_Challenge 1_: In the blog post about the dredged creek, who dredged the creek that borders the writer's home?
_Challenge 2_: Proceed with the blog post about the dredged creek and the egret, picking up right after its final sentence.
╭─ Document excerpt
Straight talk from the sisters about blood, sweat and ink
Into the Wild Part II
In the last few weeks, I’ve spent a great deal of time thinking about nature. And zoning laws! And bureaucratic stupidity. Well maybe not stupidity, let’s be kind and call it arrogance, or kinder still, ignorance. Can sugar-coating turn a bitter truth into candy? Or change how we as a species, deliberately, with planning and the commitment of vast resources, show utter contempt for nature?
Last week my local government dredged the creek that borders my home, and since that fateful day, I’ve watched as a solitary egret stands motionless in the creek. I wonder if the devastation of home leaves this bird as dazed and disoriented as it does me. Is it a mother looking for her late season young? Or a mate looking for a lost love? Or a youth who doesn’t know where to go now that its source of food and protection is gone?
╰─
╭─ Data excerpts
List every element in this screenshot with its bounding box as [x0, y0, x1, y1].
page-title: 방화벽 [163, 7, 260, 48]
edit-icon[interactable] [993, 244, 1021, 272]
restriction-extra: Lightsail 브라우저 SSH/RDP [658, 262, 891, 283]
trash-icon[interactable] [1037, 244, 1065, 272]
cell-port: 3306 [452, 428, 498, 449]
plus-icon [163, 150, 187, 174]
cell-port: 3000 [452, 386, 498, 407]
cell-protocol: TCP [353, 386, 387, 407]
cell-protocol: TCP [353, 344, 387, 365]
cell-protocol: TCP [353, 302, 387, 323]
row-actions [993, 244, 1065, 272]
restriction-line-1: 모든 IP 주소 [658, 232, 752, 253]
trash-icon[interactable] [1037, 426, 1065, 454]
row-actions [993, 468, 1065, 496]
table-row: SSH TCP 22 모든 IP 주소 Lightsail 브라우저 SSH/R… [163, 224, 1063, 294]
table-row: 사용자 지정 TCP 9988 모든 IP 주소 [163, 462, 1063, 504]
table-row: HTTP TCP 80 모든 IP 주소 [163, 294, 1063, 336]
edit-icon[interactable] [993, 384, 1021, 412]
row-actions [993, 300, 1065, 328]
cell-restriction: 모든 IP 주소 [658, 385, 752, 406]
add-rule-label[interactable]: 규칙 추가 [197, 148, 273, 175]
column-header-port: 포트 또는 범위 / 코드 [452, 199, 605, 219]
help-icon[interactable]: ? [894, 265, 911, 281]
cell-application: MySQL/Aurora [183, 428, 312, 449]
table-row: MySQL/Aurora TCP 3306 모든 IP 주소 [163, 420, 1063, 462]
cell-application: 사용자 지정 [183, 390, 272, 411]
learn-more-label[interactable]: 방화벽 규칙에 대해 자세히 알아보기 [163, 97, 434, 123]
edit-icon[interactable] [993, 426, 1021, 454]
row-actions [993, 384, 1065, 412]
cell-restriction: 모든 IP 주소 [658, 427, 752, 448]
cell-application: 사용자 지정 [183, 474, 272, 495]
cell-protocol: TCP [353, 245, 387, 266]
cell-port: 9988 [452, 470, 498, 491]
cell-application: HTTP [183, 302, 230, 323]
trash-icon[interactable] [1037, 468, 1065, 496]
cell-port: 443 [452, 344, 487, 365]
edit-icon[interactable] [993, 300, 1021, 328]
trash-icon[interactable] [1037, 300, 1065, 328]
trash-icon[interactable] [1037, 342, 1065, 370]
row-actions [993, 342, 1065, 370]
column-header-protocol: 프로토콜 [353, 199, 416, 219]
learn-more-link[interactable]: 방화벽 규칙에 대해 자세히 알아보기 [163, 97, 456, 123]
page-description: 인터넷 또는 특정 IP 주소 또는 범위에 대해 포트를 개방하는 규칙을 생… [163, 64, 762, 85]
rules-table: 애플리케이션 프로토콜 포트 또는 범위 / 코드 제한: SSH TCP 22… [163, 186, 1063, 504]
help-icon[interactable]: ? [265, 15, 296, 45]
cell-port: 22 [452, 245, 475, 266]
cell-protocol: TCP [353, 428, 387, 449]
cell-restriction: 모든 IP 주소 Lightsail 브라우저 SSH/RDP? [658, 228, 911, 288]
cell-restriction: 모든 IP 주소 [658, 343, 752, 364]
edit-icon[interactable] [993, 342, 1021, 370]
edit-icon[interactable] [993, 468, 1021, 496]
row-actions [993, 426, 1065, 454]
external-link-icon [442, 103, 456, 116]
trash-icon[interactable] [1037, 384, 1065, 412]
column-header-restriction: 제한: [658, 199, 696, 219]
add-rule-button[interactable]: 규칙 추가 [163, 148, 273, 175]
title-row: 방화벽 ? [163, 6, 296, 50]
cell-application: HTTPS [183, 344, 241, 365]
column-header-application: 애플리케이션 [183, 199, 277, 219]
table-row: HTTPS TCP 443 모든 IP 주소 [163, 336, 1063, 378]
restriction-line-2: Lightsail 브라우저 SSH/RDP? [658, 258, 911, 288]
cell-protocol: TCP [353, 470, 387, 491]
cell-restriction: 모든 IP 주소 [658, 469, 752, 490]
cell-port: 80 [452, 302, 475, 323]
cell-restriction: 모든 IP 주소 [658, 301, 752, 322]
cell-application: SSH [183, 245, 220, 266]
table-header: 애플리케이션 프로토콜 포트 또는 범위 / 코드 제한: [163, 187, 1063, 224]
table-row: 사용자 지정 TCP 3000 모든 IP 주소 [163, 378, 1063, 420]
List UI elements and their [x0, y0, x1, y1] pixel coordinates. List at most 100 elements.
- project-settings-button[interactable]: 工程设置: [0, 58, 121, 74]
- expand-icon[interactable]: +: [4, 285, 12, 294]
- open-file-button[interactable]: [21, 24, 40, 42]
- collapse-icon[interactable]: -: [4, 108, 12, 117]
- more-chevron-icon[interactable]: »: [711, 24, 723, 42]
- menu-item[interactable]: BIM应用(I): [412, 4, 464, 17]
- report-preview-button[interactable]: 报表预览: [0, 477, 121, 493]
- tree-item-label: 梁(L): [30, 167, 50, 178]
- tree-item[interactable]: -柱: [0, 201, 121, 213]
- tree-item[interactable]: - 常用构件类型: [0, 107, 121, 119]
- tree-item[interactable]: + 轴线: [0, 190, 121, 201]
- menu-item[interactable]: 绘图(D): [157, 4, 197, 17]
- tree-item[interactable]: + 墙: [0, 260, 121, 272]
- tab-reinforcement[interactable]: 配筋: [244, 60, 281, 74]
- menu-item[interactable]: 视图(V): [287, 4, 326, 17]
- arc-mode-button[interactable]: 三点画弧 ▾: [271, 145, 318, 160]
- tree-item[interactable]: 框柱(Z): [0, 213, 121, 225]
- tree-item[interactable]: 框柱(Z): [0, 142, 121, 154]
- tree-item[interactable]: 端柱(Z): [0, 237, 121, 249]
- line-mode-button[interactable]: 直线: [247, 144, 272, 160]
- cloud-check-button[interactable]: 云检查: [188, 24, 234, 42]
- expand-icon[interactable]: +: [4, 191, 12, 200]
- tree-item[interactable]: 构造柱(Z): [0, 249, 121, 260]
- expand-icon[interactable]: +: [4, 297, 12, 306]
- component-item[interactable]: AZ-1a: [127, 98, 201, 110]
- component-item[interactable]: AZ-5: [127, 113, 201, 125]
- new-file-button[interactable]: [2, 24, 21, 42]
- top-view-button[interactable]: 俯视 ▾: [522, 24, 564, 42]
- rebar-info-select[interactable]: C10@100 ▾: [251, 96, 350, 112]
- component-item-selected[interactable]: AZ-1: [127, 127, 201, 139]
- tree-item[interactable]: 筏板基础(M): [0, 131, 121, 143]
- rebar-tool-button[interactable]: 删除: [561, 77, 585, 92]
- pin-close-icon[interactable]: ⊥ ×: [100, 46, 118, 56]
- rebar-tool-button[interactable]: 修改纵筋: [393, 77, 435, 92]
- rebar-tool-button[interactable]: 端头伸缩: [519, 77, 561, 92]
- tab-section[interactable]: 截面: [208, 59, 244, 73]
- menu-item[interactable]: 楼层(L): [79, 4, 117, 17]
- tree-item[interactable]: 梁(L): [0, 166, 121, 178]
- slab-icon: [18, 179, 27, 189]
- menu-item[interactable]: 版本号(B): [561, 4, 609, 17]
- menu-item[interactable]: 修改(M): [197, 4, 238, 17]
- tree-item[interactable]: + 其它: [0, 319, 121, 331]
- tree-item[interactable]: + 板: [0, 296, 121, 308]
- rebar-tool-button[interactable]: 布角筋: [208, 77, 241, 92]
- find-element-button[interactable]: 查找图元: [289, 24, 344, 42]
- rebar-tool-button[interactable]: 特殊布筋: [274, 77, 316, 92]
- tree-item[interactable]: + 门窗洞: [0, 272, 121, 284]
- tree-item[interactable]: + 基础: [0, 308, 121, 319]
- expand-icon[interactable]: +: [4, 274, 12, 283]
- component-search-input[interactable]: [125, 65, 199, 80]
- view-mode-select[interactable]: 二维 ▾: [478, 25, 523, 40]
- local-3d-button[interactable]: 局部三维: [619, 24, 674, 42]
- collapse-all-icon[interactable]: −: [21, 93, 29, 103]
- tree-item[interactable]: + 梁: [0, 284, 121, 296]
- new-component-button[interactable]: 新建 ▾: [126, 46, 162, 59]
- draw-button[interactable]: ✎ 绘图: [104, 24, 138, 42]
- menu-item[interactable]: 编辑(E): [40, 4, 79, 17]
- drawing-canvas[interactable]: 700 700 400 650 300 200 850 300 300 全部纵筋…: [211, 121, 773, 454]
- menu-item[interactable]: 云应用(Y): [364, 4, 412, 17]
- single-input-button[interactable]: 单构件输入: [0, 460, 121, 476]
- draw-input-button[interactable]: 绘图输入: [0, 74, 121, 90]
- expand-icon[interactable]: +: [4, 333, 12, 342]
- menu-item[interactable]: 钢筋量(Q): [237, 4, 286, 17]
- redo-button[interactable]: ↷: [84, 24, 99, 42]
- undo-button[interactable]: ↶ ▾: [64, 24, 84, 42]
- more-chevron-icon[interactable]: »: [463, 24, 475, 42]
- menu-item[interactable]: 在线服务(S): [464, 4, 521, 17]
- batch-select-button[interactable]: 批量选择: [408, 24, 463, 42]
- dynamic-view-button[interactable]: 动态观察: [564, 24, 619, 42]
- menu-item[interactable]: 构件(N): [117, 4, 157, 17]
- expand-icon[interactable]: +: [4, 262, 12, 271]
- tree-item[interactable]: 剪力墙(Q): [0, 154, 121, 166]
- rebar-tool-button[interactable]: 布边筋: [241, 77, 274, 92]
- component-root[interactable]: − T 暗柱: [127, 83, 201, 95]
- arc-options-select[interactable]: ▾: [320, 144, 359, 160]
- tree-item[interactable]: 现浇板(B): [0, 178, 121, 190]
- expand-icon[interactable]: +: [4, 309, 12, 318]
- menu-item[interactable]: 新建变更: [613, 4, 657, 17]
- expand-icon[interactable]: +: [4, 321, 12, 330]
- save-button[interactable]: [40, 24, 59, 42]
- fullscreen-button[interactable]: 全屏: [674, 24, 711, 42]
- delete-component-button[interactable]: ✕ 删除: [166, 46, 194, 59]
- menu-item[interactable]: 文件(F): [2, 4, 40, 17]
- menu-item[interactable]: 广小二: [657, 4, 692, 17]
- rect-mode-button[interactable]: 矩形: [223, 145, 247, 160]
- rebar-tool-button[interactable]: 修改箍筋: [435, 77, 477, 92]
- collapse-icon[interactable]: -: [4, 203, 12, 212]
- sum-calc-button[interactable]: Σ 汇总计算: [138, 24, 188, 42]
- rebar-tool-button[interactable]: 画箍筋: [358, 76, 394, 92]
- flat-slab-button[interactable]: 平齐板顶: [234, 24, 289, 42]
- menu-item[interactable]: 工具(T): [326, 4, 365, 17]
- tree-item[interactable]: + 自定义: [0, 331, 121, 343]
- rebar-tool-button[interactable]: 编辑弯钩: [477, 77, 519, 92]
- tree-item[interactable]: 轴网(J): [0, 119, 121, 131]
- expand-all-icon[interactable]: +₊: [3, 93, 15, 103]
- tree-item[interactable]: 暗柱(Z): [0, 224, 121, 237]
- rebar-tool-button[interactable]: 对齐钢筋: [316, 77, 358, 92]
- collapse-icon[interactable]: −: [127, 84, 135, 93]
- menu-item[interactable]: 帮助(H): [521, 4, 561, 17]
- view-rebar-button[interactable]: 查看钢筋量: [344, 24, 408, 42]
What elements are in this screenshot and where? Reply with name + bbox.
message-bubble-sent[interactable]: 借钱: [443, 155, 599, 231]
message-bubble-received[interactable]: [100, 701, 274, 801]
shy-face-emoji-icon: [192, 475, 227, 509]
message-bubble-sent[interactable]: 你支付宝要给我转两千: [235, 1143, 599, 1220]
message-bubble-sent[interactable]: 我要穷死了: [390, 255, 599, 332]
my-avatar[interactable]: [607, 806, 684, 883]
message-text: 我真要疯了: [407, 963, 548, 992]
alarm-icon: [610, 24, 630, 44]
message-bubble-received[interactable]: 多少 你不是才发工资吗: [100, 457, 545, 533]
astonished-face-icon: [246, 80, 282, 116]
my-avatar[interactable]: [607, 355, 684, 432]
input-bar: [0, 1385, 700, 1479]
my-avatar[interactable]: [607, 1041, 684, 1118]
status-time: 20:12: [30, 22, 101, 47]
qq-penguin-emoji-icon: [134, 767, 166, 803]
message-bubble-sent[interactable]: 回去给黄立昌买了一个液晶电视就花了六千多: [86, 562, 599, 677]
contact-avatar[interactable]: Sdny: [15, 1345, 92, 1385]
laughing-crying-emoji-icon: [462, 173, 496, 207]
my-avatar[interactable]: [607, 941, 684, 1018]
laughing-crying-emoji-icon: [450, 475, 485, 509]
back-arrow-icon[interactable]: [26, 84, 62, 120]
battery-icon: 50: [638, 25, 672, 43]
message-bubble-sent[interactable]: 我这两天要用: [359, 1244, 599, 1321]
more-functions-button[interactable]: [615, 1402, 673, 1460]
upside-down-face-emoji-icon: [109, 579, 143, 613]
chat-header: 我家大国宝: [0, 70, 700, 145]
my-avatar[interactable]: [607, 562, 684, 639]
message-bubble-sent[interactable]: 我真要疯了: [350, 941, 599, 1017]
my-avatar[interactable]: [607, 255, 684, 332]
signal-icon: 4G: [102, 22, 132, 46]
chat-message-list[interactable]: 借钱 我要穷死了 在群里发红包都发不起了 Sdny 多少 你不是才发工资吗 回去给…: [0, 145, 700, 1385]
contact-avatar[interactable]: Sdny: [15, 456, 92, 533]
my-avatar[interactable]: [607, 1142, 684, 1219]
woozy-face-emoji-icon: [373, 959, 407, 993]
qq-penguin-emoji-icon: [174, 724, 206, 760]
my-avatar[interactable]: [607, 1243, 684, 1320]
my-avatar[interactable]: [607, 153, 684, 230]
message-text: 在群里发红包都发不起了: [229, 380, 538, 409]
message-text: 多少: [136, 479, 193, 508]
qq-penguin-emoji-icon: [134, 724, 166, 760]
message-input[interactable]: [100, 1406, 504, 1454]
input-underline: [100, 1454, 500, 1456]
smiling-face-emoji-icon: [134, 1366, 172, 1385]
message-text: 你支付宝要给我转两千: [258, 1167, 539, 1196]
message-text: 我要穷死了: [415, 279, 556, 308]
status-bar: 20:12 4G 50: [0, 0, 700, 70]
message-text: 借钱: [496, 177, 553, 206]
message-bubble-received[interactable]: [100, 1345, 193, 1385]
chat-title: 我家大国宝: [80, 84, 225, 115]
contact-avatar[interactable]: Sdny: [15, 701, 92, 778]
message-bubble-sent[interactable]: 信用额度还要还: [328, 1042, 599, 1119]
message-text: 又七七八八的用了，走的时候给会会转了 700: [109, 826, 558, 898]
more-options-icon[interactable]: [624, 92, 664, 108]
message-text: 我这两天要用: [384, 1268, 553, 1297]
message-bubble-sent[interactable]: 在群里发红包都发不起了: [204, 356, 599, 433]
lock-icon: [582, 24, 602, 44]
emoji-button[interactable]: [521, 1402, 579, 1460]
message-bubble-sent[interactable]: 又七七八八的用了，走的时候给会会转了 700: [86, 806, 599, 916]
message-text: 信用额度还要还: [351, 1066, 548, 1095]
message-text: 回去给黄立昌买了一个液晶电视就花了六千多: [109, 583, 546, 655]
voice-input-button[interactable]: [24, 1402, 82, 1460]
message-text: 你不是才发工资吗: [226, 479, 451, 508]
╰─
_Task answer 1_: The writer's local government.

_Task answer 2_:
The city says they did this for me.
All this devastation will prevent possible flooding to the homes in my area, and since they want to rezone a section near the creek “High Density” for a luxury condominium complex, I guess unpredictable water levels wouldn’t make the new developers happy.
They bestowed my gift in fall, a time when the whole ecosystem of the watershed is under stress. Migratory birds are arriving, desperate for habitat and a place to rest up before pushing onward to warmer climates. The year round critters of the waterway are stocking for the winter, collecting their acorns and fattening up as best they can on the last desiccated morsels of the summer’s bounty. They dredge the stream not just before spring when plants are ready to bounce back from the angry welts of backhoes and shovels, but at the start of the rainy season. Right when thousands of gallons of water will sluice down those raw, defiled banks dumping hundreds of cubic inches of good healthy topsoil into an already stressed waterway. This massive infusion of silt will destroy water quality and kill off even more wildlife. Ironically, it will also nullify the extensive manpower, fossil fuels and funds they just expended to dredge the waterway.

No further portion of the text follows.